• TO BE DONE
Retype every entry exactly, character for character.

• GIVEN RECORDS
________________

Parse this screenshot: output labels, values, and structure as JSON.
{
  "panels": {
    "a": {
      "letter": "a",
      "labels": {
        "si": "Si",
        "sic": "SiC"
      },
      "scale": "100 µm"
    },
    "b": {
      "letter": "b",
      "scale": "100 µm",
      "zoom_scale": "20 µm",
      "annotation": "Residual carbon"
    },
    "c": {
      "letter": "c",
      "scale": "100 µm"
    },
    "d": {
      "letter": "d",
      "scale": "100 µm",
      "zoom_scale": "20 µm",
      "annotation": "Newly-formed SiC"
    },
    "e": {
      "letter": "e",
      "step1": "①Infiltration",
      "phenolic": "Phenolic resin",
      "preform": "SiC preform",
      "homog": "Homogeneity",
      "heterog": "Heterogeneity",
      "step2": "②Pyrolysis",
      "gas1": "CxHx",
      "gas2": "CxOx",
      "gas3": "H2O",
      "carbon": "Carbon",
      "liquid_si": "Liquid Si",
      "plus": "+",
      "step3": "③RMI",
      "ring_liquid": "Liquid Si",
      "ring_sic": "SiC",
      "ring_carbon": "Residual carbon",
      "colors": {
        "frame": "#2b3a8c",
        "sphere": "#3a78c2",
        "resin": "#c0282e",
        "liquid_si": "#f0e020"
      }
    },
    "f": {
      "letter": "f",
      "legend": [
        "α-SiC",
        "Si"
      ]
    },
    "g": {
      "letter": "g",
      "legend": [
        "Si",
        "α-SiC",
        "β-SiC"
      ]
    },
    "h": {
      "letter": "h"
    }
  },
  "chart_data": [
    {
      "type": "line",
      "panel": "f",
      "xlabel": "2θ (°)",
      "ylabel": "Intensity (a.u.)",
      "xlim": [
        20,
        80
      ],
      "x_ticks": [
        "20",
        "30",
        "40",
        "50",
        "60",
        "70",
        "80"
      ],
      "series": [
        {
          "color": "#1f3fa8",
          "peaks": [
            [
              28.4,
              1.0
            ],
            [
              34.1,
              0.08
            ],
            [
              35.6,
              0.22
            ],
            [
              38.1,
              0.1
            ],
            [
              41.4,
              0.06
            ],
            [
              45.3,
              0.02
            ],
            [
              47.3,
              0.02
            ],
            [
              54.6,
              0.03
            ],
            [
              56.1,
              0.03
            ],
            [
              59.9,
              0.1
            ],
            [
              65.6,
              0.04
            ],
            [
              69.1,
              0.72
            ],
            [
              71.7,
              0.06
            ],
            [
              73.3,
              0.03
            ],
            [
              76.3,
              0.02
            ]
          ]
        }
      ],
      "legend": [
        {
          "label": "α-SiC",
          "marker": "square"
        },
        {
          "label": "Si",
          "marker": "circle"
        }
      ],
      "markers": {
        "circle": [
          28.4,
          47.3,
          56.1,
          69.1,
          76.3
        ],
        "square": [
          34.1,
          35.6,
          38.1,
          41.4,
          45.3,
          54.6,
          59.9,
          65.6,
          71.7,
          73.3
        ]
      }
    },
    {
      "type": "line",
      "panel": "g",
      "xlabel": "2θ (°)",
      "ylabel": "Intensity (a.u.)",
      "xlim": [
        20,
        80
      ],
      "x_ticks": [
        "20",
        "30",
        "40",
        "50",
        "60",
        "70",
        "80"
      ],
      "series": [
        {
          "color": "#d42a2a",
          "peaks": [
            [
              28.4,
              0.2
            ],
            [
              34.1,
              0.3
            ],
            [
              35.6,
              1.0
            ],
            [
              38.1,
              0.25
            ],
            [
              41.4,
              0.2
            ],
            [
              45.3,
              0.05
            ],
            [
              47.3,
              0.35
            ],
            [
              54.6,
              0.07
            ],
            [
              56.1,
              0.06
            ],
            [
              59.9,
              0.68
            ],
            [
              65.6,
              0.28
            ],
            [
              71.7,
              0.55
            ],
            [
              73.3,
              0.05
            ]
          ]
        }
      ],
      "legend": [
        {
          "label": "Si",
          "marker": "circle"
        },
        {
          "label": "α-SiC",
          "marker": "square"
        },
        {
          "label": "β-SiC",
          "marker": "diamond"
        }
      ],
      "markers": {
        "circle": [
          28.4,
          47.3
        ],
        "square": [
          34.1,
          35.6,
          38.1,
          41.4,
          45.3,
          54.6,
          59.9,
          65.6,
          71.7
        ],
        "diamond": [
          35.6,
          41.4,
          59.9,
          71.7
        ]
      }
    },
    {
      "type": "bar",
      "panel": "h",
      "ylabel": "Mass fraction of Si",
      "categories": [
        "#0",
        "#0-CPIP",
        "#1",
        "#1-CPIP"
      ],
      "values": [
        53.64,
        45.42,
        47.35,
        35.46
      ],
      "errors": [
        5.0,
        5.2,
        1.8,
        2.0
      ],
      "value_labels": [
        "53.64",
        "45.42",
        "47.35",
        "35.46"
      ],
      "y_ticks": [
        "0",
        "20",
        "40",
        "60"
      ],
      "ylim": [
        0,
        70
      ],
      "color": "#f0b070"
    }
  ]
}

________________

• THE COMPLETED TASK
Parse this screenshot: output labels, values, and structure as JSON.
{
  "panels": {
    "a": {
      "letter": "a",
      "labels": {
        "si": "Si",
        "sic": "SiC"
      },
      "scale": "100 µm"
    },
    "b": {
      "letter": "b",
      "scale": "100 µm",
      "zoom_scale": "20 µm",
      "annotation": "Residual carbon"
    },
    "c": {
      "letter": "c",
      "scale": "100 µm"
    },
    "d": {
      "letter": "d",
      "scale": "100 µm",
      "zoom_scale": "20 µm",
      "annotation": "Newly-formed SiC"
    },
    "e": {
      "letter": "e",
      "step1": "①Infiltration",
      "phenolic": "Phenolic resin",
      "preform": "SiC preform",
      "homog": "Homogeneity",
      "heterog": "Heterogeneity",
      "step2": "②Pyrolysis",
      "gas1": "CxHx",
      "gas2": "CxOx",
      "gas3": "H2O",
      "carbon": "Carbon",
      "liquid_si": "Liquid Si",
      "plus": "+",
      "step3": "③RMI",
      "ring_liquid": "Liquid Si",
      "ring_sic": "SiC",
      "ring_carbon": "Residual carbon",
      "colors": {
        "frame": "#2b3a8c",
        "sphere": "#3a78c2",
        "resin": "#c0282e",
        "liquid_si": "#f0e020"
      }
    },
    "f": {
      "letter": "f",
      "legend": [
        "α-SiC",
        "Si"
      ]
    },
    "g": {
      "letter": "g",
      "legend": [
        "Si",
        "α-SiC",
        "β-SiC"
      ]
    },
    "h": {
      "letter": "h"
    }
  },
  "chart_data": [
    {
      "type": "line",
      "panel": "f",
      "xlabel": "2θ (°)",
      "ylabel": "Intensity (a.u.)",
      "xlim": [
        20,
        80
      ],
      "x_ticks": [
        "20",
        "30",
        "40",
        "50",
        "60",
        "70",
        "80"
      ],
      "series": [
        {
          "color": "#1f3fa8",
          "peaks": [
            [
              28.4,
              1.0
            ],
            [
              34.1,
              0.08
            ],
            [
              35.6,
              0.22
            ],
            [
              38.1,
              0.1
            ],
            [
              41.4,
              0.06
            ],
            [
              45.3,
              0.02
            ],
            [
              47.3,
              0.02
            ],
            [
              54.6,
              0.03
            ],
            [
              56.1,
              0.03
            ],
            [
              59.9,
              0.1
            ],
            [
              65.6,
              0.04
            ],
            [
              69.1,
              0.72
            ],
            [
              71.7,
              0.06
            ],
            [
              73.3,
              0.03
            ],
            [
              76.3,
              0.02
            ]
          ]
        }
      ],
      "legend": [
        {
          "label": "α-SiC",
          "marker": "square"
        },
        {
          "label": "Si",
          "marker": "circle"
        }
      ],
      "markers": {
        "circle": [
          28.4,
          47.3,
          56.1,
          69.1,
          76.3
        ],
        "square": [
          34.1,
          35.6,
          38.1,
          41.4,
          45.3,
          54.6,
          59.9,
          65.6,
          71.7,
          73.3
        ]
      }
    },
    {
      "type": "line",
      "panel": "g",
      "xlabel": "2θ (°)",
      "ylabel": "Intensity (a.u.)",
      "xlim": [
        20,
        80
      ],
      "x_ticks": [
        "20",
        "30",
        "40",
        "50",
        "60",
        "70",
        "80"
      ],
      "series": [
        {
          "color": "#d42a2a",
          "peaks": [
            [
              28.4,
              0.2
            ],
            [
              34.1,
              0.3
            ],
            [
              35.6,
              1.0
            ],
            [
              38.1,
              0.25
            ],
            [
              41.4,
              0.2
            ],
            [
              45.3,
              0.05
            ],
            [
              47.3,
              0.35
            ],
            [
              54.6,
              0.07
            ],
            [
              56.1,
              0.06
            ],
            [
              59.9,
              0.68
            ],
            [
              65.6,
              0.28
            ],
            [
              71.7,
              0.55
            ],
            [
              73.3,
              0.05
            ]
          ]
        }
      ],
      "legend": [
        {
          "label": "Si",
          "marker": "circle"
        },
        {
          "label": "α-SiC",
          "marker": "square"
        },
        {
          "label": "β-SiC",
          "marker": "diamond"
        }
      ],
      "markers": {
        "circle": [
          28.4,
          47.3
        ],
        "square": [
          34.1,
          35.6,
          38.1,
          41.4,
          45.3,
          54.6,
          59.9,
          65.6,
          71.7
        ],
        "diamond": [
          35.6,
          41.4,
          59.9,
          71.7
        ]
      }
    },
    {
      "type": "bar",
      "panel": "h",
      "ylabel": "Mass fraction of Si",
      "categories": [
        "#0",
        "#0-CPIP",
        "#1",
        "#1-CPIP"
      ],
      "values": [
        53.64,
        45.42,
        47.35,
        35.46
      ],
      "errors": [
        5.0,
        5.2,
        1.8,
        2.0
      ],
      "value_labels": [
        "53.64",
        "45.42",
        "47.35",
        "35.46"
      ],
      "y_ticks": [
        "0",
        "20",
        "40",
        "60"
      ],
      "ylim": [
        0,
        70
      ],
      "color": "#f0b070"
    }
  ]
}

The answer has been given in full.